● Set task a:
List every figure given with the word "percent" in the news report on women in senior business roles, in the order it appears.

● Document segment:

## START

A woman passes by an office of mobile phone operator MTS, in which Sistema has an effective ownership stake, in St. Petersburg, September 17, 2014. REUTERS/Alexander Demianchuk

LONDON, March 8 (Thomson Reuters Foundation) – With 45 percent of senior management positions held by women, Russia has once again topped a ranking of countries with the highest percentage of women in senior business roles, followed by the Philippines and Lithuania, a report published on Tuesday said.

Japan, where only 7 percent of senior leadership roles are held by women, remained at the bottom of the list. Germany and India ranked slightly higher, with 15 percent and 16 percent of women in senior management, respectively.

Globally, only a quarter of senior management positions are held by women, up from 22 percent a year before, according to “Women in Business” published by the U.S.-based audit and tax firm Grant Thornton.

The number of businesses with no women in senior management has increased to 33 percent from 32 percent in 2015, the report, which surveyed 5,520 businesses in 36 countries, said.

“Companies across developed nations have talked the talk on diversity in leadership for long enough,” Francesca Lagerberg, global leader for tax services at Grant Thornton International said in a statement.

“It’s time to put their promises into practice and deliver results.”

With more than a third of senior roles in the region held by women, eastern European countries, among them Estonia, Latvia and Poland, topped the diversity rankings.

## END

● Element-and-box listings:
## START

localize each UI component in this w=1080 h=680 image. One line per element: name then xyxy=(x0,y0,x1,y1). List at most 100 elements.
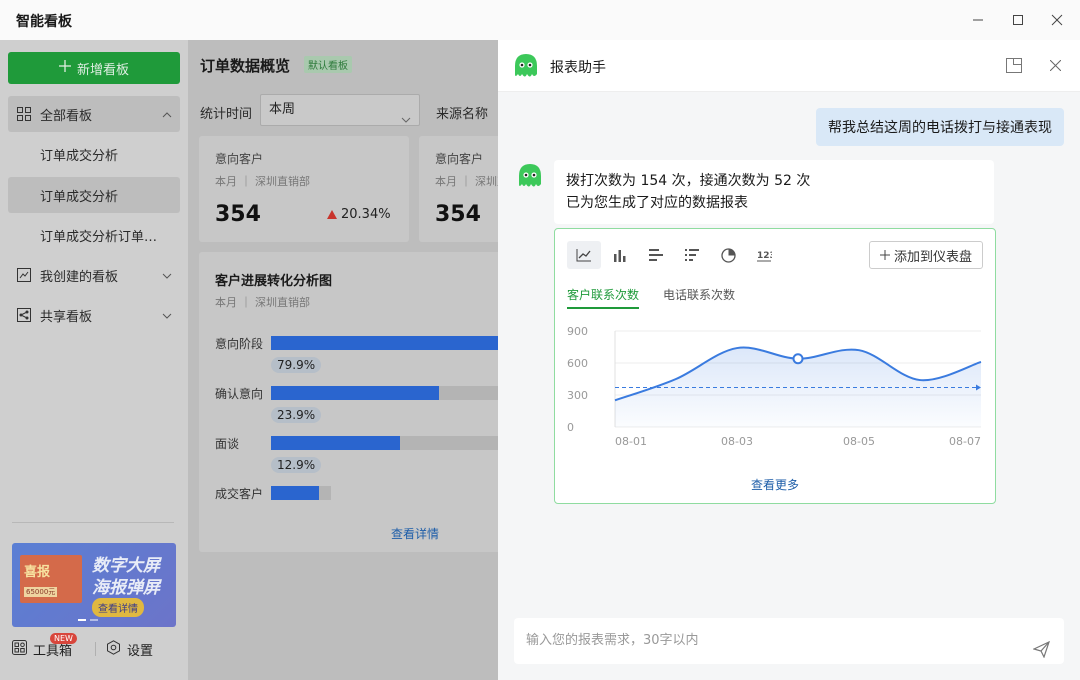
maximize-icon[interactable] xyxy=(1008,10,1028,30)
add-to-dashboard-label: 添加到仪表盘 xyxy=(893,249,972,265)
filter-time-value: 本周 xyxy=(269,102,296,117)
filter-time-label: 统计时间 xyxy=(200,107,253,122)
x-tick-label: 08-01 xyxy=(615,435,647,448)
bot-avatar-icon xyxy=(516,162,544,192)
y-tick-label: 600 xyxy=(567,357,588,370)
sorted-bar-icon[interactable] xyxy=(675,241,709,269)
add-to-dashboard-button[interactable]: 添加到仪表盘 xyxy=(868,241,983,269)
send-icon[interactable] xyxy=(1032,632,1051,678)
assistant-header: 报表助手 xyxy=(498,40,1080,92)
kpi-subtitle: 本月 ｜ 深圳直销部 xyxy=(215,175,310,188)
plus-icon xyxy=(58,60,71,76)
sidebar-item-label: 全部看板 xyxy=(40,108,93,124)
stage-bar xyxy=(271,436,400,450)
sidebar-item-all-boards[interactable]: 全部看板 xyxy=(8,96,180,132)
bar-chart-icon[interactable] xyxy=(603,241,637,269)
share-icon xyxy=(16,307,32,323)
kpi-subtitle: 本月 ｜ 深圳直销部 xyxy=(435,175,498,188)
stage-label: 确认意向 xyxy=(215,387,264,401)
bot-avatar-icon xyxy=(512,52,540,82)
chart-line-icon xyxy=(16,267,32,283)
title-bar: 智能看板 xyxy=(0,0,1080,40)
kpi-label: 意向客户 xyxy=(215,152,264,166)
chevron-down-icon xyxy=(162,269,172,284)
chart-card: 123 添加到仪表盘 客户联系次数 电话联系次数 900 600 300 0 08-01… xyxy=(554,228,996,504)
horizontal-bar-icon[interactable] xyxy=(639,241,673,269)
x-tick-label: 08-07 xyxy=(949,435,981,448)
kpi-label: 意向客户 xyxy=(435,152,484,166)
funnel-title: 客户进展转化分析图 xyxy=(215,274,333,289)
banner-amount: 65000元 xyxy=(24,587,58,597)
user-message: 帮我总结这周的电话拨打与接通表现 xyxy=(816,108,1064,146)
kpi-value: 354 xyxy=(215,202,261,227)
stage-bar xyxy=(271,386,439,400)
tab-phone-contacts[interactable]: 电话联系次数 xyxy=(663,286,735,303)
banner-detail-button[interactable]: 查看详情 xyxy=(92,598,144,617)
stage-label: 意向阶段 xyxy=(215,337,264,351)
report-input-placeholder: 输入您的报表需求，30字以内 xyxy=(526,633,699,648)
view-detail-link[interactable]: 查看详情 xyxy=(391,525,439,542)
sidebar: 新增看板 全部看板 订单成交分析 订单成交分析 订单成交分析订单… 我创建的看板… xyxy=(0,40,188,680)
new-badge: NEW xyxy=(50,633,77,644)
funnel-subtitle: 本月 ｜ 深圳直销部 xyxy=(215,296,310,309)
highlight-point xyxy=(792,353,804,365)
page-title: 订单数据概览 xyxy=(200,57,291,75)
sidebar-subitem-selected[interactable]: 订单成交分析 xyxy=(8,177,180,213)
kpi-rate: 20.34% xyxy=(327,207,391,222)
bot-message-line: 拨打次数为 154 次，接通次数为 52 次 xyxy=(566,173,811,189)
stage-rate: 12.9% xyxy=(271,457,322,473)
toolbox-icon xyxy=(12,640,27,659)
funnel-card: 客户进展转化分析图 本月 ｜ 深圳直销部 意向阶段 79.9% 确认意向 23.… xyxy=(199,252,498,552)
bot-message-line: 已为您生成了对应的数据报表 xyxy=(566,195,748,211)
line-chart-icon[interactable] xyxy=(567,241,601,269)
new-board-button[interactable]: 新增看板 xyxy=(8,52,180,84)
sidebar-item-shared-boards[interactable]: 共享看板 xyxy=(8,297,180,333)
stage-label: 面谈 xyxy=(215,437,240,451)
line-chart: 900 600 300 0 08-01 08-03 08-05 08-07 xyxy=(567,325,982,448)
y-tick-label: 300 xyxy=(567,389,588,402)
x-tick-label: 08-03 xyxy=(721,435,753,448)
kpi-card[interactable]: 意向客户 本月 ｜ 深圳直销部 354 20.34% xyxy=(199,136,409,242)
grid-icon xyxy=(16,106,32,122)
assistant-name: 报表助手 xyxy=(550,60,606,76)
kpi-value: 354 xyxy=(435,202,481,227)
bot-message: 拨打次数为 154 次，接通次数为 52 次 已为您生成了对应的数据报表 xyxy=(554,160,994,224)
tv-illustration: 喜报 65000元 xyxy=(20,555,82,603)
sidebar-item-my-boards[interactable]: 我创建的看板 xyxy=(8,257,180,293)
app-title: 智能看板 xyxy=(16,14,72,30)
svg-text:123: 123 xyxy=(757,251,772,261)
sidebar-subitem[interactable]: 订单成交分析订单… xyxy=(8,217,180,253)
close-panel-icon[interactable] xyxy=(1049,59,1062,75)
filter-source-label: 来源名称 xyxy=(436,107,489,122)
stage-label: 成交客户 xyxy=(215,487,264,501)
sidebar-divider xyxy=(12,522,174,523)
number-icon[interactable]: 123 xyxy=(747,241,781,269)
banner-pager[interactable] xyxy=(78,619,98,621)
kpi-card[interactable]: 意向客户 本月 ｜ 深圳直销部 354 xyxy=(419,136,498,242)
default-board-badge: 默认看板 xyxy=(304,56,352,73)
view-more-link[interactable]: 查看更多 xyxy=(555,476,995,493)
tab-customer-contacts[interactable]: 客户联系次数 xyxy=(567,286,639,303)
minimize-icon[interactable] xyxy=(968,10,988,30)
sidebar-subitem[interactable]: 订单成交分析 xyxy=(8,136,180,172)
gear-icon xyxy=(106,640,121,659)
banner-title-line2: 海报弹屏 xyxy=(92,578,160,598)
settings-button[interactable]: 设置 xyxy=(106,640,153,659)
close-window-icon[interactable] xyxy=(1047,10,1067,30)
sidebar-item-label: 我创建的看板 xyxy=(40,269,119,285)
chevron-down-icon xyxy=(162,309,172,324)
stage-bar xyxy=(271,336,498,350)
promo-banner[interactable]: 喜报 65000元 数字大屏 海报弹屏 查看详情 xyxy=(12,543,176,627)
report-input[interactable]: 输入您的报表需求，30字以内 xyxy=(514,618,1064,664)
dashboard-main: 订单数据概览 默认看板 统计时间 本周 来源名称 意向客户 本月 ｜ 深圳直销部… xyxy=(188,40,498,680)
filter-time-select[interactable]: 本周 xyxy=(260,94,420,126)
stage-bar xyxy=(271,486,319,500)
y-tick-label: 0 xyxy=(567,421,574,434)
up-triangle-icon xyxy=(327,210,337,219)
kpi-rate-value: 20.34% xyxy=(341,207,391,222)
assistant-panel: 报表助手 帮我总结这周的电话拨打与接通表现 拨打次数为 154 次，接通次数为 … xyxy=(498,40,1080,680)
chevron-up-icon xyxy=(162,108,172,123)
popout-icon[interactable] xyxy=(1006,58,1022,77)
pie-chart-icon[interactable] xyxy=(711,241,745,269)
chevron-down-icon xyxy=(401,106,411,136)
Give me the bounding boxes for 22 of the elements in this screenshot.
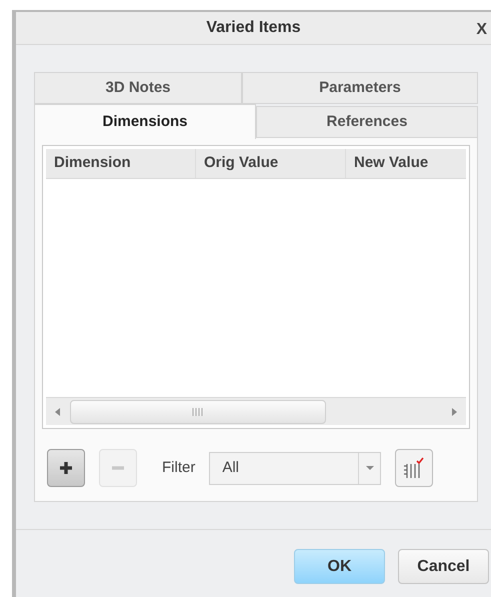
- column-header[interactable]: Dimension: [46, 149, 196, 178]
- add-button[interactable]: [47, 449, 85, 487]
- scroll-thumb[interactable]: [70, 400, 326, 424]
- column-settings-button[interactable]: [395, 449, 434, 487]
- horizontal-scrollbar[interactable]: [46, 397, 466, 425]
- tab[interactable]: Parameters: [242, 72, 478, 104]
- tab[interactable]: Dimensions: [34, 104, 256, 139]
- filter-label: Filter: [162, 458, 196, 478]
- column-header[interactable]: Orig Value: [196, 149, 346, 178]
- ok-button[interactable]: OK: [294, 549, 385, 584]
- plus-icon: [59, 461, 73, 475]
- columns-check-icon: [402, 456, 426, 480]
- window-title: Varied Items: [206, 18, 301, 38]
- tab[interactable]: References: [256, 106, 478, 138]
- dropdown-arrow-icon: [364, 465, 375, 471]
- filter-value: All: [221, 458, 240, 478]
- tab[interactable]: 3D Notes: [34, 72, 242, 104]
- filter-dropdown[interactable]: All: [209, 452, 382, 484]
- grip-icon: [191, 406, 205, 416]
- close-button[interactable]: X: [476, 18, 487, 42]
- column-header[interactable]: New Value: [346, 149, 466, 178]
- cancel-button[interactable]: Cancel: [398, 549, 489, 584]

## END
## START

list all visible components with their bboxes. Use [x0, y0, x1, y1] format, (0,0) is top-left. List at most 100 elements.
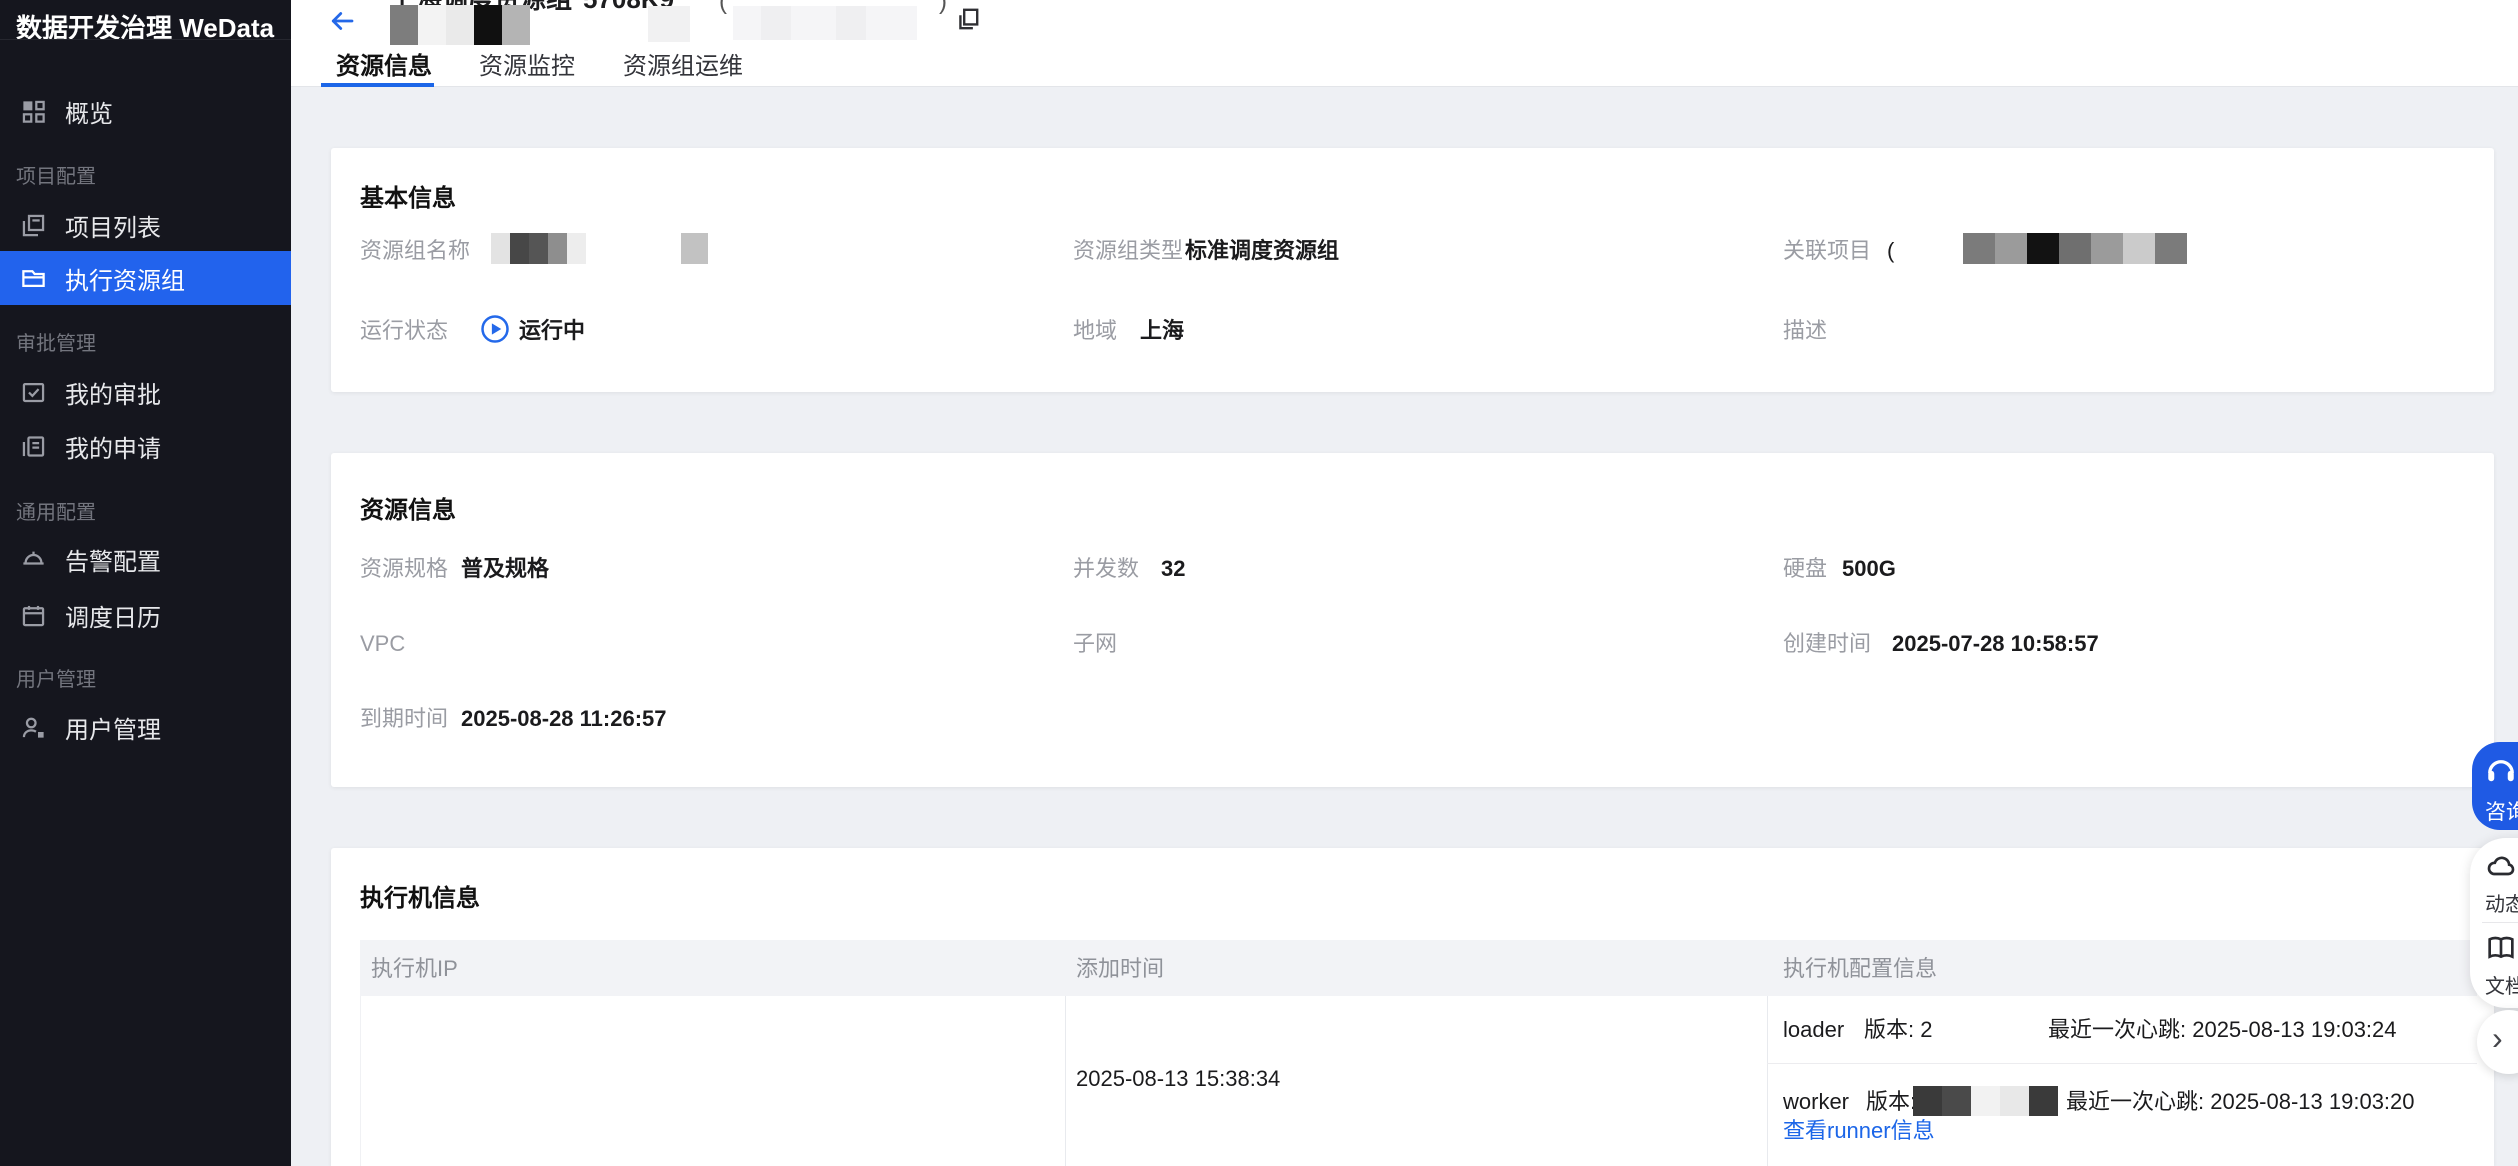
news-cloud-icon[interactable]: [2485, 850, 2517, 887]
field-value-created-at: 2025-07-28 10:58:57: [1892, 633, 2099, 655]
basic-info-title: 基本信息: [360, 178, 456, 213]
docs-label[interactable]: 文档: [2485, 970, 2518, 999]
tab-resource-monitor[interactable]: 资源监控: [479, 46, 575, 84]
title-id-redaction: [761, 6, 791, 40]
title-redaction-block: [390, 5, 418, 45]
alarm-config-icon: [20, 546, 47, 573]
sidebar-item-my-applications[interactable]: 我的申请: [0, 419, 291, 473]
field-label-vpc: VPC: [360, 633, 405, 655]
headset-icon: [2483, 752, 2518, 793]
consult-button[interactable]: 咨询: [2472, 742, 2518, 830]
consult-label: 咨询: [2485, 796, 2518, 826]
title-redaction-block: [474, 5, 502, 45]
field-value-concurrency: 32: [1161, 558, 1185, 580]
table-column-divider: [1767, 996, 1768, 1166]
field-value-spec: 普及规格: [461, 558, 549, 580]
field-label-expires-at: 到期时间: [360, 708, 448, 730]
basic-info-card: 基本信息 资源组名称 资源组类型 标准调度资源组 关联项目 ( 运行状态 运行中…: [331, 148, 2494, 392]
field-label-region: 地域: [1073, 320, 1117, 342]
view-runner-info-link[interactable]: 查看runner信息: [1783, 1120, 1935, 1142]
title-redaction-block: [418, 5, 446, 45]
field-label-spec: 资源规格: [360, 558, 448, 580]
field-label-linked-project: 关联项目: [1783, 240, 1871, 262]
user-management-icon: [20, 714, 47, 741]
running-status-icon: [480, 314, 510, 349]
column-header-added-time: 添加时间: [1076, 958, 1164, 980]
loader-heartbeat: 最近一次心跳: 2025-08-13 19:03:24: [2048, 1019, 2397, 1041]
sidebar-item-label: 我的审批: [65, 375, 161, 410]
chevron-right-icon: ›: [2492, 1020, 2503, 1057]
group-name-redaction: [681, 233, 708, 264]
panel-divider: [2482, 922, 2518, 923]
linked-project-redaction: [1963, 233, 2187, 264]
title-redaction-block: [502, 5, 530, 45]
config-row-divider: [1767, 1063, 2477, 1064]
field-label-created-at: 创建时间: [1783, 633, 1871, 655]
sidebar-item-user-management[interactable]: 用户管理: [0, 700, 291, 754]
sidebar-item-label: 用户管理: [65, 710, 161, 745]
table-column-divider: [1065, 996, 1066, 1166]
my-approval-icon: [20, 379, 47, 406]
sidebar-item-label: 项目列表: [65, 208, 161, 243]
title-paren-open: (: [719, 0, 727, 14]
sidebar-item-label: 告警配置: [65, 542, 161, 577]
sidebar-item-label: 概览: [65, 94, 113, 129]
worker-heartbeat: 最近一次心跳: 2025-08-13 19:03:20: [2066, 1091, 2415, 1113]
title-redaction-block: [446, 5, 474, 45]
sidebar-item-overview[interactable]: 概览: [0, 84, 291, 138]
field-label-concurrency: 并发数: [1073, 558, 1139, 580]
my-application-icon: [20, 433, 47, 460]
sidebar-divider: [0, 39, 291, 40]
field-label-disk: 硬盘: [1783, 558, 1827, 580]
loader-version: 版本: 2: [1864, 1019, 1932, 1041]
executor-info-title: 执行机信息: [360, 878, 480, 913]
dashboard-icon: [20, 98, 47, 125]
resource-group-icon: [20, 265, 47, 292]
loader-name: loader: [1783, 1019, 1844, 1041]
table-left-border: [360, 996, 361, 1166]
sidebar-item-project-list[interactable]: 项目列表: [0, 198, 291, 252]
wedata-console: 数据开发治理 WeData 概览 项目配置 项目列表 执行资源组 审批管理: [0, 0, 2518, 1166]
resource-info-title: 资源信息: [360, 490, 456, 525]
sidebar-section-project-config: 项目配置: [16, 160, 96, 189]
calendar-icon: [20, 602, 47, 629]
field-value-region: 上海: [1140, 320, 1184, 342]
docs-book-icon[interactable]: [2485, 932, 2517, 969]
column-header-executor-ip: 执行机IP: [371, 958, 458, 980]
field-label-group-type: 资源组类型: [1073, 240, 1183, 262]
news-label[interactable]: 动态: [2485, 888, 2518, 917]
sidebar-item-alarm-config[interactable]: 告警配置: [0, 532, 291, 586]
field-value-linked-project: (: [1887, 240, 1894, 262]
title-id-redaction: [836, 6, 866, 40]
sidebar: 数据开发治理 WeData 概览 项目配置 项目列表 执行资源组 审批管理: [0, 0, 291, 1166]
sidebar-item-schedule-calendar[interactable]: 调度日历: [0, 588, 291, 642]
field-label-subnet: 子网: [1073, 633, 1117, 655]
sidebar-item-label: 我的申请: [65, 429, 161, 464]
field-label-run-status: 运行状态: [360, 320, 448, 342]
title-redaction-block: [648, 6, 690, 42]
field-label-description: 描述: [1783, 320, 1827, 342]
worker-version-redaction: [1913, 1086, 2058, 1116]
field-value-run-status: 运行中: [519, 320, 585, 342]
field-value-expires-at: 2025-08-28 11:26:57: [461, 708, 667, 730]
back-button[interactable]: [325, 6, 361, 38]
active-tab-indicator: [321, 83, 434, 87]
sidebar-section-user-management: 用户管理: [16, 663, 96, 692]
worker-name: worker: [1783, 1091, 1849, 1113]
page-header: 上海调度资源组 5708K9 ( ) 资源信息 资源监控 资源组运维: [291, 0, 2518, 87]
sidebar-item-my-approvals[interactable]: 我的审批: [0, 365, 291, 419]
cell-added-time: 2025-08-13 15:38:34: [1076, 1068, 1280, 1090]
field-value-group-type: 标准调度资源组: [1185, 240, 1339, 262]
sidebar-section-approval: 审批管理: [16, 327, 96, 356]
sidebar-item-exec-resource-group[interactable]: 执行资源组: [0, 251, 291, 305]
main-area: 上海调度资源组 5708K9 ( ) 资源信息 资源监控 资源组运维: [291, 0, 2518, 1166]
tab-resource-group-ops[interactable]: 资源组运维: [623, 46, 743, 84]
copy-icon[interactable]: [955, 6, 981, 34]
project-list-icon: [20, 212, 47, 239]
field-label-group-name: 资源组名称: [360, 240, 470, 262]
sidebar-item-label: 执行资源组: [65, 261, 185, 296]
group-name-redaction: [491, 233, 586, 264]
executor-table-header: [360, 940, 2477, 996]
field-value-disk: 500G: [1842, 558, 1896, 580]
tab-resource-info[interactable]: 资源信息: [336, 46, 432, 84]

## END

● Set task b:
Copy out the entries from the line containing "maximize-icon[interactable] xyxy=(1008,10,1028,30)" down to the line containing "kpi-label: 意向客户 xyxy=(435,152,484,166)", including both of those lines.

● Right answer a:
45 percent, 7 percent, 15 percent, 16 percent, 22 percent, 33 percent, 32 percent

● Right answer b:
maximize-icon[interactable] xyxy=(1008,10,1028,30)
add-to-dashboard-label: 添加到仪表盘 xyxy=(893,249,972,265)
filter-time-value: 本周 xyxy=(269,102,296,117)
filter-time-label: 统计时间 xyxy=(200,107,253,122)
x-tick-label: 08-01 xyxy=(615,435,647,448)
bot-avatar-icon xyxy=(516,162,544,192)
y-tick-label: 600 xyxy=(567,357,588,370)
sorted-bar-icon[interactable] xyxy=(675,241,709,269)
add-to-dashboard-button[interactable]: 添加到仪表盘 xyxy=(868,241,983,269)
send-icon[interactable] xyxy=(1032,632,1051,678)
assistant-header: 报表助手 xyxy=(498,40,1080,92)
kpi-subtitle: 本月 ｜ 深圳直销部 xyxy=(215,175,310,188)
plus-icon xyxy=(58,60,71,76)
sidebar-item-label: 全部看板 xyxy=(40,108,93,124)
stage-bar xyxy=(271,436,400,450)
sidebar-item-all-boards[interactable]: 全部看板 xyxy=(8,96,180,132)
bar-chart-icon[interactable] xyxy=(603,241,637,269)
share-icon xyxy=(16,307,32,323)
kpi-subtitle: 本月 ｜ 深圳直销部 xyxy=(435,175,498,188)
stage-label: 确认意向 xyxy=(215,387,264,401)
bot-avatar-icon xyxy=(512,52,540,82)
chart-line-icon xyxy=(16,267,32,283)
title-bar: 智能看板 xyxy=(0,0,1080,40)
kpi-label: 意向客户 xyxy=(215,152,264,166)
chevron-down-icon xyxy=(162,269,172,284)
chart-card: 123 添加到仪表盘 客户联系次数 电话联系次数 900 600 300 0 08-01… xyxy=(554,228,996,504)
horizontal-bar-icon[interactable] xyxy=(639,241,673,269)
x-tick-label: 08-07 xyxy=(949,435,981,448)
kpi-label: 意向客户 xyxy=(435,152,484,166)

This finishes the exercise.